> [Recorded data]
## BEGIN

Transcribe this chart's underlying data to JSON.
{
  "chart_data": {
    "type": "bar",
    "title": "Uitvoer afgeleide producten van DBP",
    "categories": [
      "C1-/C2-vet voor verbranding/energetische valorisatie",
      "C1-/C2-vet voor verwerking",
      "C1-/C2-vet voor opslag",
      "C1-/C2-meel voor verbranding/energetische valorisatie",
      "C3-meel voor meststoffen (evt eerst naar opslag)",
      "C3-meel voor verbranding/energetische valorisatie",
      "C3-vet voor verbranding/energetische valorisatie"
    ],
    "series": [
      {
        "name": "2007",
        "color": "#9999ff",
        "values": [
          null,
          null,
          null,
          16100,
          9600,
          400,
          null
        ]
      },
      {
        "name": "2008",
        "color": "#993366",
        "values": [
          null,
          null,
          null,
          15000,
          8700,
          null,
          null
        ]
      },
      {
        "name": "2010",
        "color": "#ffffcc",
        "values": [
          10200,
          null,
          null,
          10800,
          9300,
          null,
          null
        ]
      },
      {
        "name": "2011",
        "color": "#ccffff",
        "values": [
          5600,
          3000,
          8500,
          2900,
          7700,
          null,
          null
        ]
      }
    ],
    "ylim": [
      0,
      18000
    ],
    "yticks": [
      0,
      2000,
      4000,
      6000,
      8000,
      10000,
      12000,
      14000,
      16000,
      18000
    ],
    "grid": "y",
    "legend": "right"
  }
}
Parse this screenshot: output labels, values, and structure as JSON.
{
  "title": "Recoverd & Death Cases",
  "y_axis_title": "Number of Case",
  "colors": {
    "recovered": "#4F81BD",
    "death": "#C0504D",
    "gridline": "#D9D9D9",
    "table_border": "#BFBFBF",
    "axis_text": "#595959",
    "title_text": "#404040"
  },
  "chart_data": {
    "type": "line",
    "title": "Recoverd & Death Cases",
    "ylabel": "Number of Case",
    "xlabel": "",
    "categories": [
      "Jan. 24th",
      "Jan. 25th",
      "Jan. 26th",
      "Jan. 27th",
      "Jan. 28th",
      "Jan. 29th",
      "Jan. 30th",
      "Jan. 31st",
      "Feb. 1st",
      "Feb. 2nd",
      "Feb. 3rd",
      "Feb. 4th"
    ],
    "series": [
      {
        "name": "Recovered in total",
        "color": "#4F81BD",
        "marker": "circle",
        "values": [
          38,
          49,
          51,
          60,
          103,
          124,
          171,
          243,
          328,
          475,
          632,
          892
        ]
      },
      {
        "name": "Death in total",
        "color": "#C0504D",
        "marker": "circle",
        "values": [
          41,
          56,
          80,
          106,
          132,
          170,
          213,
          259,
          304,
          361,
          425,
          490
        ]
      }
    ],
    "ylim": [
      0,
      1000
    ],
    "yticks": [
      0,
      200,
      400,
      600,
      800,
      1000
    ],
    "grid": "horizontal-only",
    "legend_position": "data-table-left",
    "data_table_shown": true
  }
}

## END

> [Goal]
Select from the material above each line in which the string "Number" appears, and list those lines.

> [Task solution]
  "y_axis_title": "Number of Case",
    "ylabel": "Number of Case",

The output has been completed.